• _Task prompt_
Copy the records below exactly, leaving out every picture.

### Material provided ###

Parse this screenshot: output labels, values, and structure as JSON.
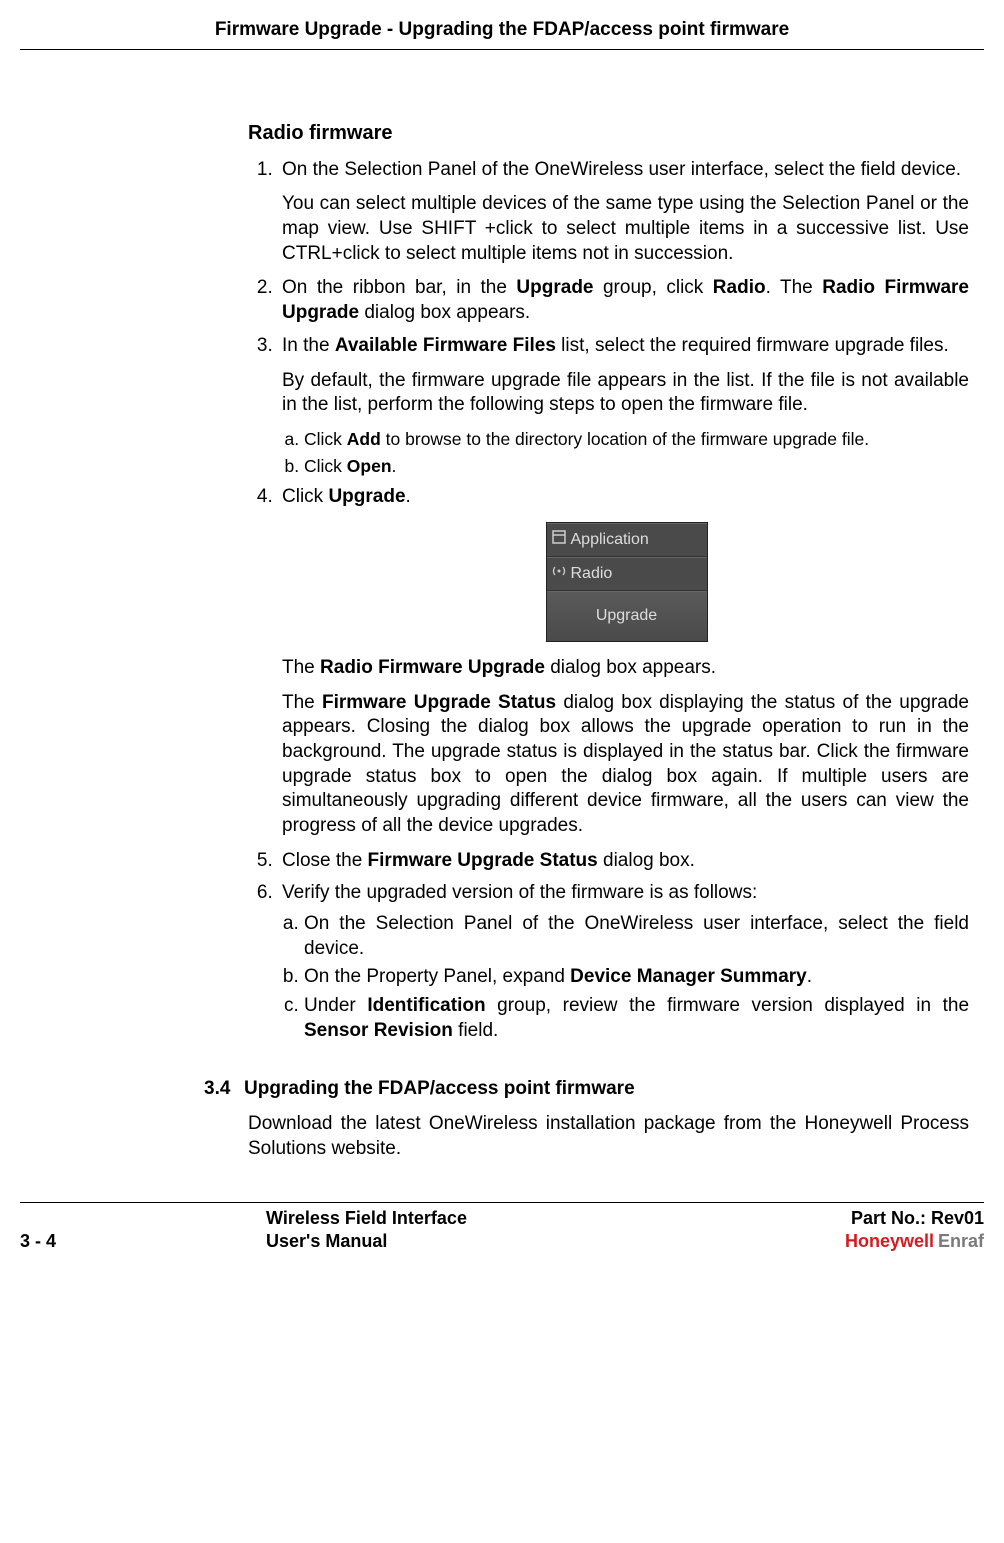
{
  "header": {
    "title": "Firmware Upgrade - Upgrading the FDAP/access point firmware"
  },
  "section": {
    "subheading": "Radio firmware",
    "step1_a": "On the Selection Panel of the OneWireless user interface, select the field device.",
    "step1_b": "You can select multiple devices of the same type using the Selection Panel or the map view. Use SHIFT +click to select multiple items in a successive list. Use CTRL+click to select multiple items not in succession.",
    "step2_pre": "On the ribbon bar, in the ",
    "step2_b1": "Upgrade",
    "step2_mid1": " group, click ",
    "step2_b2": "Radio",
    "step2_mid2": ". The ",
    "step2_b3": "Radio Firmware Upgrade",
    "step2_post": " dialog box appears.",
    "step3_pre": "In the ",
    "step3_b1": "Available Firmware Files",
    "step3_post": " list, select the required firmware upgrade files.",
    "step3_p": "By default, the firmware upgrade file appears in the list. If the file is not available in the list, perform the following steps to open the firmware file.",
    "step3a_pre": "Click ",
    "step3a_b": "Add",
    "step3a_post": " to browse to the directory location of the firmware upgrade file.",
    "step3b_pre": "Click ",
    "step3b_b": "Open",
    "step3b_post": ".",
    "step4_pre": "Click ",
    "step4_b": "Upgrade",
    "step4_post": ".",
    "panel": {
      "row1": "Application",
      "row2": "Radio",
      "button": "Upgrade"
    },
    "after_fig_1_pre": "The ",
    "after_fig_1_b": "Radio Firmware Upgrade",
    "after_fig_1_post": " dialog box appears.",
    "after_fig_2_pre": "The ",
    "after_fig_2_b": "Firmware Upgrade Status",
    "after_fig_2_post": " dialog box displaying the status of the upgrade appears. Closing the dialog box allows the upgrade operation to run in the background. The upgrade status is displayed in the status bar. Click the firmware upgrade status box to open the dialog box again. If multiple users are simultaneously upgrading different device firmware, all the users can view the progress of all the device upgrades.",
    "step5_pre": "Close the ",
    "step5_b": "Firmware Upgrade Status",
    "step5_post": " dialog box.",
    "step6": "Verify the upgraded version of the firmware is as follows:",
    "step6a": "On the Selection Panel of the OneWireless user interface, select the field device.",
    "step6b_pre": "On the Property Panel, expand ",
    "step6b_b": "Device Manager Summary",
    "step6b_post": ".",
    "step6c_pre": "Under ",
    "step6c_b1": "Identification",
    "step6c_mid": " group, review the firmware version displayed in the ",
    "step6c_b2": "Sensor Revision",
    "step6c_post": " field."
  },
  "section34": {
    "num": "3.4",
    "title": "Upgrading the FDAP/access point firmware",
    "para": "Download the latest OneWireless installation package from the Honeywell Process Solutions website."
  },
  "footer": {
    "page": "3 - 4",
    "mid1": "Wireless Field Interface",
    "mid2": "User's Manual",
    "right1": "Part No.: Rev01",
    "brand1": "Honeywell",
    "brand2": "Enraf"
  }
}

###

• _Response to the task_
Parse this screenshot: output labels, values, and structure as JSON.
{
  "header": {
    "title": "Firmware Upgrade - Upgrading the FDAP/access point firmware"
  },
  "section": {
    "subheading": "Radio firmware",
    "step1_a": "On the Selection Panel of the OneWireless user interface, select the field device.",
    "step1_b": "You can select multiple devices of the same type using the Selection Panel or the map view. Use SHIFT +click to select multiple items in a successive list. Use CTRL+click to select multiple items not in succession.",
    "step2_pre": "On the ribbon bar, in the ",
    "step2_b1": "Upgrade",
    "step2_mid1": " group, click ",
    "step2_b2": "Radio",
    "step2_mid2": ". The ",
    "step2_b3": "Radio Firmware Upgrade",
    "step2_post": " dialog box appears.",
    "step3_pre": "In the ",
    "step3_b1": "Available Firmware Files",
    "step3_post": " list, select the required firmware upgrade files.",
    "step3_p": "By default, the firmware upgrade file appears in the list. If the file is not available in the list, perform the following steps to open the firmware file.",
    "step3a_pre": "Click ",
    "step3a_b": "Add",
    "step3a_post": " to browse to the directory location of the firmware upgrade file.",
    "step3b_pre": "Click ",
    "step3b_b": "Open",
    "step3b_post": ".",
    "step4_pre": "Click ",
    "step4_b": "Upgrade",
    "step4_post": ".",
    "panel": {
      "row1": "Application",
      "row2": "Radio",
      "button": "Upgrade"
    },
    "after_fig_1_pre": "The ",
    "after_fig_1_b": "Radio Firmware Upgrade",
    "after_fig_1_post": " dialog box appears.",
    "after_fig_2_pre": "The ",
    "after_fig_2_b": "Firmware Upgrade Status",
    "after_fig_2_post": " dialog box displaying the status of the upgrade appears. Closing the dialog box allows the upgrade operation to run in the background. The upgrade status is displayed in the status bar. Click the firmware upgrade status box to open the dialog box again. If multiple users are simultaneously upgrading different device firmware, all the users can view the progress of all the device upgrades.",
    "step5_pre": "Close the ",
    "step5_b": "Firmware Upgrade Status",
    "step5_post": " dialog box.",
    "step6": "Verify the upgraded version of the firmware is as follows:",
    "step6a": "On the Selection Panel of the OneWireless user interface, select the field device.",
    "step6b_pre": "On the Property Panel, expand ",
    "step6b_b": "Device Manager Summary",
    "step6b_post": ".",
    "step6c_pre": "Under ",
    "step6c_b1": "Identification",
    "step6c_mid": " group, review the firmware version displayed in the ",
    "step6c_b2": "Sensor Revision",
    "step6c_post": " field."
  },
  "section34": {
    "num": "3.4",
    "title": "Upgrading the FDAP/access point firmware",
    "para": "Download the latest OneWireless installation package from the Honeywell Process Solutions website."
  },
  "footer": {
    "page": "3 - 4",
    "mid1": "Wireless Field Interface",
    "mid2": "User's Manual",
    "right1": "Part No.: Rev01",
    "brand1": "Honeywell",
    "brand2": "Enraf"
  }
}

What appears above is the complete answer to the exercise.